- The problem: Copy out every line in the entries below that includes "name".

- Dataset excerpts:

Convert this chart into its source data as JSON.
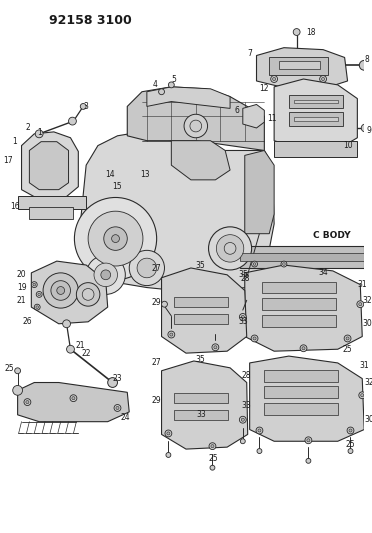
{
  "title": "92158 3100",
  "background_color": "#ffffff",
  "figsize": [
    3.72,
    5.33
  ],
  "dpi": 100,
  "line_color": "#2a2a2a",
  "label_color": "#1a1a1a",
  "fill_light": "#e0e0e0",
  "fill_mid": "#cccccc",
  "fill_dark": "#b0b0b0",
  "label_fontsize": 5.5,
  "title_fontsize": 9
}
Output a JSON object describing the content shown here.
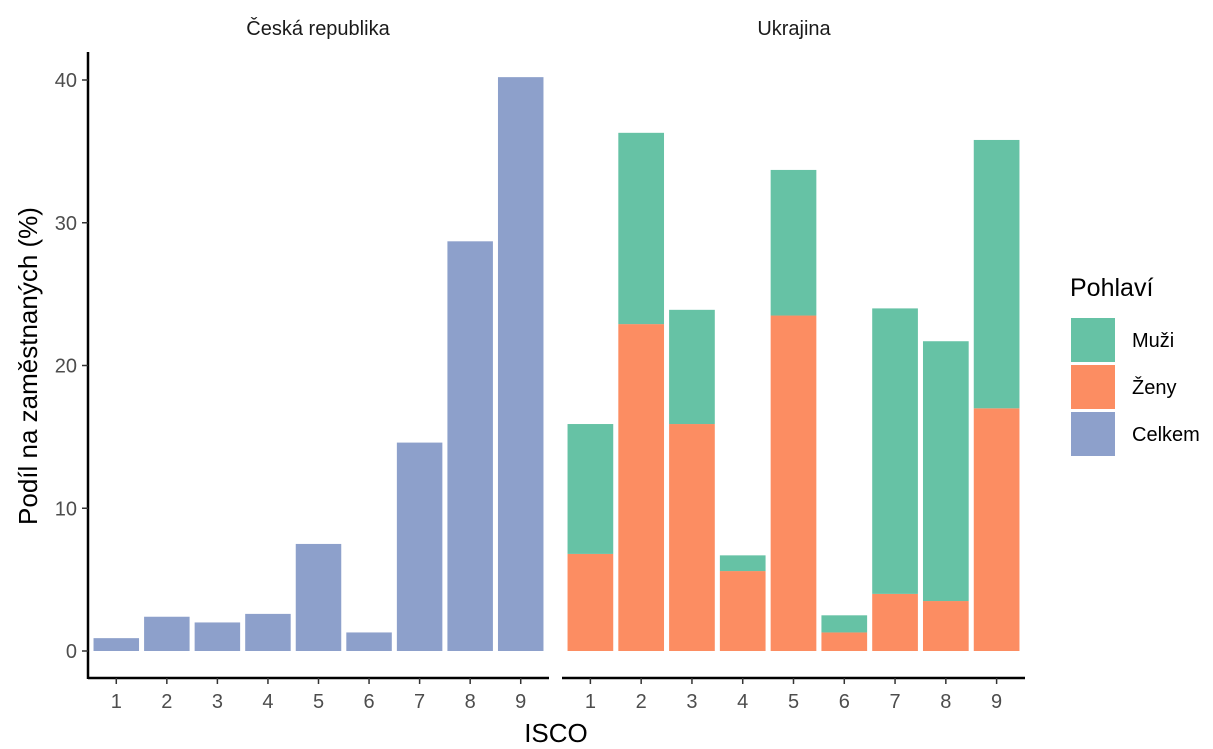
{
  "chart_data": {
    "type": "bar",
    "stacked": true,
    "xlabel": "ISCO",
    "ylabel": "Podíl na zaměstnaných (%)",
    "ylim": [
      0,
      40
    ],
    "yticks": [
      0,
      10,
      20,
      30,
      40
    ],
    "categories": [
      "1",
      "2",
      "3",
      "4",
      "5",
      "6",
      "7",
      "8",
      "9"
    ],
    "grid": false,
    "legend": {
      "title": "Pohlaví",
      "placement": "right",
      "entries": [
        {
          "name": "Muži",
          "color": "#66c2a5"
        },
        {
          "name": "Ženy",
          "color": "#fc8d62"
        },
        {
          "name": "Celkem",
          "color": "#8da0cb"
        }
      ]
    },
    "panels": [
      {
        "title": "Česká republika",
        "series": [
          {
            "name": "Celkem",
            "color": "#8da0cb",
            "values": [
              0.9,
              2.4,
              2.0,
              2.6,
              7.5,
              1.3,
              14.6,
              28.7,
              40.2
            ]
          }
        ]
      },
      {
        "title": "Ukrajina",
        "series": [
          {
            "name": "Ženy",
            "color": "#fc8d62",
            "values": [
              6.8,
              22.9,
              15.9,
              5.6,
              23.5,
              1.3,
              4.0,
              3.5,
              17.0
            ]
          },
          {
            "name": "Muži",
            "color": "#66c2a5",
            "values": [
              9.1,
              13.4,
              8.0,
              1.1,
              10.2,
              1.2,
              20.0,
              18.2,
              18.8
            ]
          }
        ]
      }
    ]
  }
}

- Solution to the problem:
          "name": "Muži",
          "name": "Ženy",
          "name": "Celkem",
            "name": "Celkem",
            "name": "Ženy",
            "name": "Muži",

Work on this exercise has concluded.